Search the material below for the string "Release" and list each line that holds it.

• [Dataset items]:
————————

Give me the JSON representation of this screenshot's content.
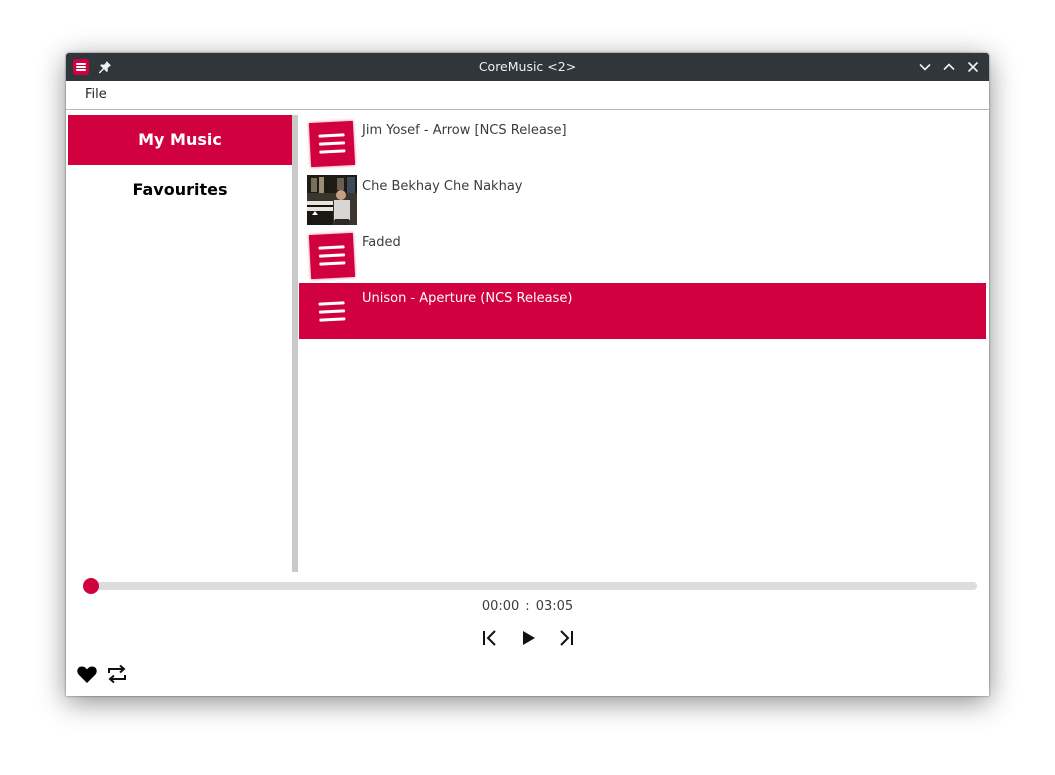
{
  "window": {
    "title": "CoreMusic <2>",
    "buttons": [
      "minimize",
      "maximize",
      "close"
    ]
  },
  "menu": {
    "file_label": "File"
  },
  "sidebar": {
    "items": [
      {
        "label": "My Music",
        "active": true
      },
      {
        "label": "Favourites",
        "active": false
      }
    ]
  },
  "tracks": [
    {
      "name": "Jim Yosef - Arrow [NCS Release]",
      "thumbnail": "app-logo",
      "selected": false
    },
    {
      "name": "Che Bekhay Che Nakhay",
      "thumbnail": "album-photo",
      "selected": false
    },
    {
      "name": "Faded",
      "thumbnail": "app-logo",
      "selected": false
    },
    {
      "name": "Unison - Aperture (NCS Release)",
      "thumbnail": "app-logo",
      "selected": true
    }
  ],
  "player": {
    "position": "00:00",
    "separator": ":",
    "duration": "03:05",
    "progress_fraction": 0.0,
    "favorite": true,
    "repeat": true
  },
  "colors": {
    "accent": "#d1003f",
    "titlebar": "#31363b",
    "divider": "#c9c9c9",
    "seek_bg": "#dcdcdc"
  },
  "icons": {
    "app": "coremusic-logo-icon",
    "pin": "pin-icon",
    "minimize": "chevron-down-icon",
    "maximize": "chevron-up-icon",
    "close": "close-icon",
    "previous": "skip-previous-icon",
    "play": "play-icon",
    "next": "skip-next-icon",
    "favorite": "heart-icon",
    "repeat": "repeat-icon"
  }
}
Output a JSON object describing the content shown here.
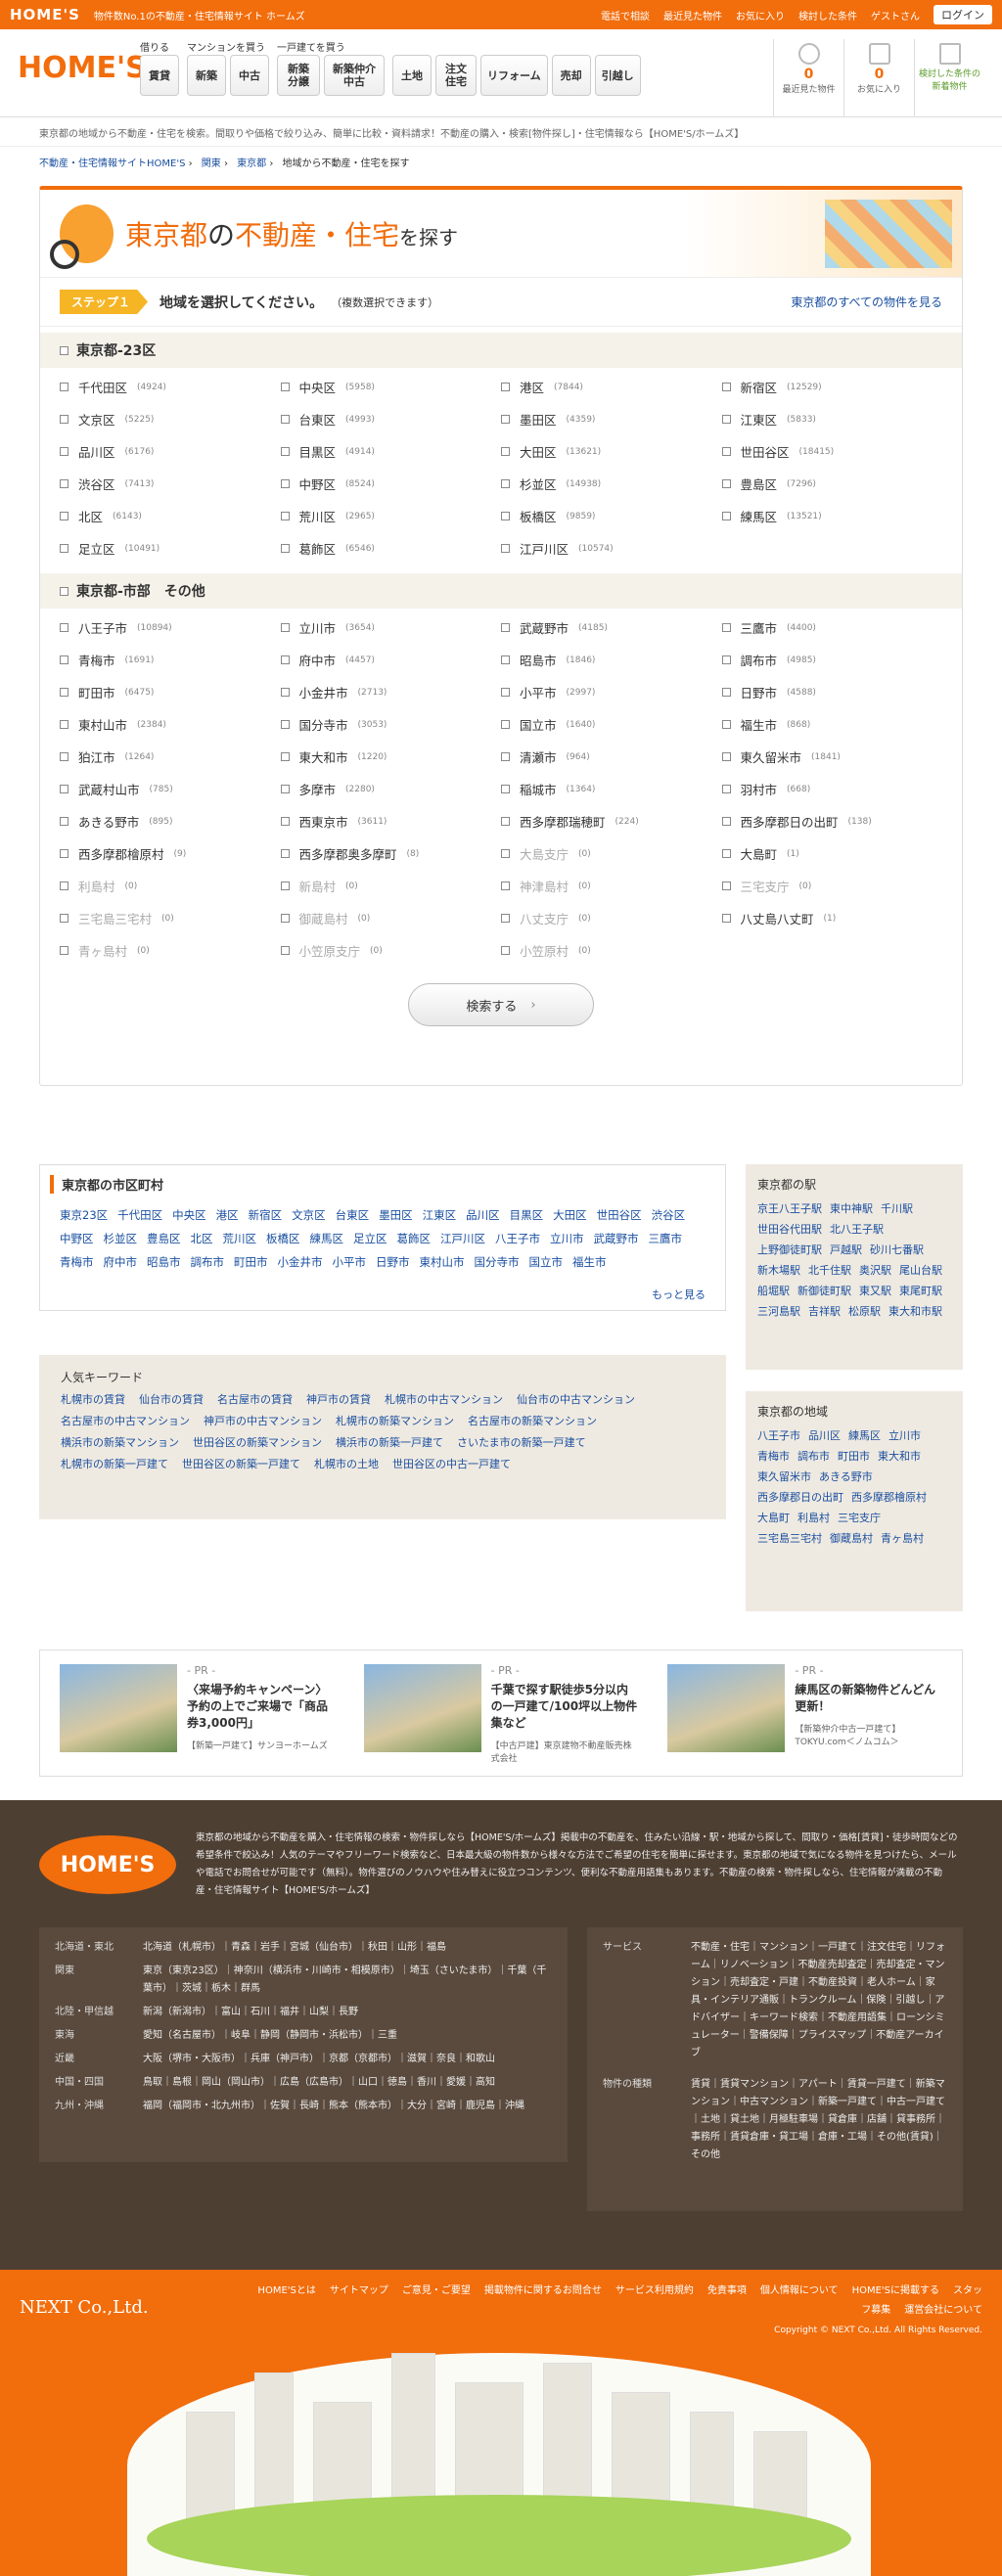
{
  "topbar": {
    "logo": "HOME'S",
    "tagline": "物件数No.1の不動産・住宅情報サイト ホームズ",
    "phone": "電話で相談",
    "recent": "最近見た物件",
    "favorites": "お気に入り",
    "saved": "検討した条件",
    "guest": "ゲストさん",
    "login": "ログイン"
  },
  "header": {
    "logo": "HOME'S",
    "groups": [
      {
        "cap": "借りる",
        "btns": [
          "賃貸"
        ]
      },
      {
        "cap": "マンションを買う",
        "btns": [
          "新築",
          "中古"
        ]
      },
      {
        "cap": "一戸建てを買う",
        "btns": [
          "新築分譲",
          "新築仲介中古"
        ]
      },
      {
        "cap": "",
        "btns": [
          "土地",
          "注文住宅",
          "リフォーム",
          "売却",
          "引越し"
        ]
      }
    ],
    "utils": [
      {
        "num": "0",
        "label": "最近見た物件"
      },
      {
        "num": "0",
        "label": "お気に入り"
      },
      {
        "num": "",
        "label": "検討した条件の新着物件"
      }
    ]
  },
  "lead": "東京都の地域から不動産・住宅を検索。間取りや価格で絞り込み、簡単に比較・資料請求！不動産の購入・検索[物件探し]・住宅情報なら【HOME'S/ホームズ】",
  "crumb": [
    "不動産・住宅情報サイトHOME'S",
    "関東",
    "東京都",
    "地域から不動産・住宅を探す"
  ],
  "title": {
    "pref": "東京都",
    "mid": "の",
    "hl": "不動産・住宅",
    "tail": "を探す"
  },
  "step": {
    "badge": "ステップ１",
    "msg": "地域を選択してください。",
    "note": "（複数選択できます）",
    "all": "東京都のすべての物件を見る"
  },
  "wards": {
    "head": "東京都-23区",
    "items": [
      [
        "千代田区",
        "(4924)"
      ],
      [
        "中央区",
        "(5958)"
      ],
      [
        "港区",
        "(7844)"
      ],
      [
        "新宿区",
        "(12529)"
      ],
      [
        "文京区",
        "(5225)"
      ],
      [
        "台東区",
        "(4993)"
      ],
      [
        "墨田区",
        "(4359)"
      ],
      [
        "江東区",
        "(5833)"
      ],
      [
        "品川区",
        "(6176)"
      ],
      [
        "目黒区",
        "(4914)"
      ],
      [
        "大田区",
        "(13621)"
      ],
      [
        "世田谷区",
        "(18415)"
      ],
      [
        "渋谷区",
        "(7413)"
      ],
      [
        "中野区",
        "(8524)"
      ],
      [
        "杉並区",
        "(14938)"
      ],
      [
        "豊島区",
        "(7296)"
      ],
      [
        "北区",
        "(6143)"
      ],
      [
        "荒川区",
        "(2965)"
      ],
      [
        "板橋区",
        "(9859)"
      ],
      [
        "練馬区",
        "(13521)"
      ],
      [
        "足立区",
        "(10491)"
      ],
      [
        "葛飾区",
        "(6546)"
      ],
      [
        "江戸川区",
        "(10574)"
      ]
    ]
  },
  "cities": {
    "head": "東京都-市部　その他",
    "items": [
      [
        "八王子市",
        "(10894)"
      ],
      [
        "立川市",
        "(3654)"
      ],
      [
        "武蔵野市",
        "(4185)"
      ],
      [
        "三鷹市",
        "(4400)"
      ],
      [
        "青梅市",
        "(1691)"
      ],
      [
        "府中市",
        "(4457)"
      ],
      [
        "昭島市",
        "(1846)"
      ],
      [
        "調布市",
        "(4985)"
      ],
      [
        "町田市",
        "(6475)"
      ],
      [
        "小金井市",
        "(2713)"
      ],
      [
        "小平市",
        "(2997)"
      ],
      [
        "日野市",
        "(4588)"
      ],
      [
        "東村山市",
        "(2384)"
      ],
      [
        "国分寺市",
        "(3053)"
      ],
      [
        "国立市",
        "(1640)"
      ],
      [
        "福生市",
        "(868)"
      ],
      [
        "狛江市",
        "(1264)"
      ],
      [
        "東大和市",
        "(1220)"
      ],
      [
        "清瀬市",
        "(964)"
      ],
      [
        "東久留米市",
        "(1841)"
      ],
      [
        "武蔵村山市",
        "(785)"
      ],
      [
        "多摩市",
        "(2280)"
      ],
      [
        "稲城市",
        "(1364)"
      ],
      [
        "羽村市",
        "(668)"
      ],
      [
        "あきる野市",
        "(895)"
      ],
      [
        "西東京市",
        "(3611)"
      ],
      [
        "西多摩郡瑞穂町",
        "(224)"
      ],
      [
        "西多摩郡日の出町",
        "(138)"
      ],
      [
        "西多摩郡檜原村",
        "(9)"
      ],
      [
        "西多摩郡奥多摩町",
        "(8)"
      ],
      [
        "大島支庁",
        "(0)"
      ],
      [
        "大島町",
        "(1)"
      ],
      [
        "利島村",
        "(0)"
      ],
      [
        "新島村",
        "(0)"
      ],
      [
        "神津島村",
        "(0)"
      ],
      [
        "三宅支庁",
        "(0)"
      ],
      [
        "三宅島三宅村",
        "(0)"
      ],
      [
        "御蔵島村",
        "(0)"
      ],
      [
        "八丈支庁",
        "(0)"
      ],
      [
        "八丈島八丈町",
        "(1)"
      ],
      [
        "青ヶ島村",
        "(0)"
      ],
      [
        "小笠原支庁",
        "(0)"
      ],
      [
        "小笠原村",
        "(0)"
      ]
    ]
  },
  "search_btn": "検索する",
  "muni": {
    "head": "東京都の市区町村",
    "links": [
      "東京23区",
      "千代田区",
      "中央区",
      "港区",
      "新宿区",
      "文京区",
      "台東区",
      "墨田区",
      "江東区",
      "品川区",
      "目黒区",
      "大田区",
      "世田谷区",
      "渋谷区",
      "中野区",
      "杉並区",
      "豊島区",
      "北区",
      "荒川区",
      "板橋区",
      "練馬区",
      "足立区",
      "葛飾区",
      "江戸川区",
      "八王子市",
      "立川市",
      "武蔵野市",
      "三鷹市",
      "青梅市",
      "府中市",
      "昭島市",
      "調布市",
      "町田市",
      "小金井市",
      "小平市",
      "日野市",
      "東村山市",
      "国分寺市",
      "国立市",
      "福生市"
    ],
    "more": "もっと見る"
  },
  "kw": {
    "head": "人気キーワード",
    "links": [
      "札幌市の賃貸",
      "仙台市の賃貸",
      "名古屋市の賃貸",
      "神戸市の賃貸",
      "札幌市の中古マンション",
      "仙台市の中古マンション",
      "名古屋市の中古マンション",
      "神戸市の中古マンション",
      "札幌市の新築マンション",
      "名古屋市の新築マンション",
      "横浜市の新築マンション",
      "世田谷区の新築マンション",
      "横浜市の新築一戸建て",
      "さいたま市の新築一戸建て",
      "札幌市の新築一戸建て",
      "世田谷区の新築一戸建て",
      "札幌市の土地",
      "世田谷区の中古一戸建て"
    ]
  },
  "side1": {
    "head": "東京都の駅",
    "links": [
      "京王八王子駅",
      "東中神駅",
      "千川駅",
      "世田谷代田駅",
      "北八王子駅",
      "上野御徒町駅",
      "戸越駅",
      "砂川七番駅",
      "新木場駅",
      "北千住駅",
      "奥沢駅",
      "尾山台駅",
      "船堀駅",
      "新御徒町駅",
      "東又駅",
      "東尾町駅",
      "三河島駅",
      "吉祥駅",
      "松原駅",
      "東大和市駅"
    ]
  },
  "side2": {
    "head": "東京都の地域",
    "links": [
      "八王子市",
      "品川区",
      "練馬区",
      "立川市",
      "青梅市",
      "調布市",
      "町田市",
      "東大和市",
      "東久留米市",
      "あきる野市",
      "西多摩郡日の出町",
      "西多摩郡檜原村",
      "大島町",
      "利島村",
      "三宅支庁",
      "三宅島三宅村",
      "御蔵島村",
      "青ヶ島村"
    ]
  },
  "pr": [
    {
      "lab": "- PR -",
      "head": "〈来場予約キャンペーン〉予約の上でご来場で「商品券3,000円」",
      "sub": "【新築一戸建て】サンヨーホームズ"
    },
    {
      "lab": "- PR -",
      "head": "千葉で探す駅徒歩5分以内の一戸建て/100坪以上物件集など",
      "sub": "【中古戸建】東京建物不動産販売株式会社"
    },
    {
      "lab": "- PR -",
      "head": "練馬区の新築物件どんどん更新！",
      "sub": "【新築仲介中古一戸建て】TOKYU.com＜ノムコム＞"
    }
  ],
  "foot": {
    "logo": "HOME'S",
    "about": "東京都の地域から不動産を購入・住宅情報の検索・物件探しなら【HOME'S/ホームズ】掲載中の不動産を、住みたい沿線・駅・地域から探して、間取り・価格[賃貸]・徒歩時間などの希望条件で絞込み！人気のテーマやフリーワード検索など、日本最大級の物件数から様々な方法でご希望の住宅を簡単に探せます。東京都の地域で気になる物件を見つけたら、メールや電話でお問合せが可能です（無料）。物件選びのノウハウや住み替えに役立つコンテンツ、便利な不動産用語集もあります。不動産の検索・物件探しなら、住宅情報が満載の不動産・住宅情報サイト【HOME'S/ホームズ】",
    "regions": [
      [
        "北海道・東北",
        "北海道（札幌市）｜青森｜岩手｜宮城（仙台市）｜秋田｜山形｜福島"
      ],
      [
        "関東",
        "東京（東京23区）｜神奈川（横浜市・川崎市・相模原市）｜埼玉（さいたま市）｜千葉（千葉市）｜茨城｜栃木｜群馬"
      ],
      [
        "北陸・甲信越",
        "新潟（新潟市）｜富山｜石川｜福井｜山梨｜長野"
      ],
      [
        "東海",
        "愛知（名古屋市）｜岐阜｜静岡（静岡市・浜松市）｜三重"
      ],
      [
        "近畿",
        "大阪（堺市・大阪市）｜兵庫（神戸市）｜京都（京都市）｜滋賀｜奈良｜和歌山"
      ],
      [
        "中国・四国",
        "鳥取｜島根｜岡山（岡山市）｜広島（広島市）｜山口｜徳島｜香川｜愛媛｜高知"
      ],
      [
        "九州・沖縄",
        "福岡（福岡市・北九州市）｜佐賀｜長崎｜熊本（熊本市）｜大分｜宮崎｜鹿児島｜沖縄"
      ]
    ],
    "service_head": "サービス",
    "service": "不動産・住宅｜マンション｜一戸建て｜注文住宅｜リフォーム｜リノベーション｜不動産売却査定｜売却査定・マンション｜売却査定・戸建｜不動産投資｜老人ホーム｜家具・インテリア通販｜トランクルーム｜保険｜引越し｜アドバイザー｜キーワード検索｜不動産用語集｜ローンシミュレーター｜警備保障｜プライスマップ｜不動産アーカイブ",
    "kind_head": "物件の種類",
    "kind": "賃貸｜賃貸マンション｜アパート｜賃貸一戸建て｜新築マンション｜中古マンション｜新築一戸建て｜中古一戸建て｜土地｜貸土地｜月極駐車場｜貸倉庫｜店舗｜貸事務所｜事務所｜賃貸倉庫・貸工場｜倉庫・工場｜その他(賃貸)｜その他"
  },
  "bottom": {
    "company": "NEXT Co.,Ltd.",
    "links": [
      "HOME'Sとは",
      "サイトマップ",
      "ご意見・ご要望",
      "掲載物件に関するお問合せ",
      "サービス利用規約",
      "免責事項",
      "個人情報について",
      "HOME'Sに掲載する",
      "スタッフ募集",
      "運営会社について"
    ],
    "copy": "Copyright © NEXT Co.,Ltd. All Rights Reserved."
  }
}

————————

• [Full response]:
      "name": "Jim Yosef - Arrow [NCS Release]",
      "name": "Unison - Aperture (NCS Release)",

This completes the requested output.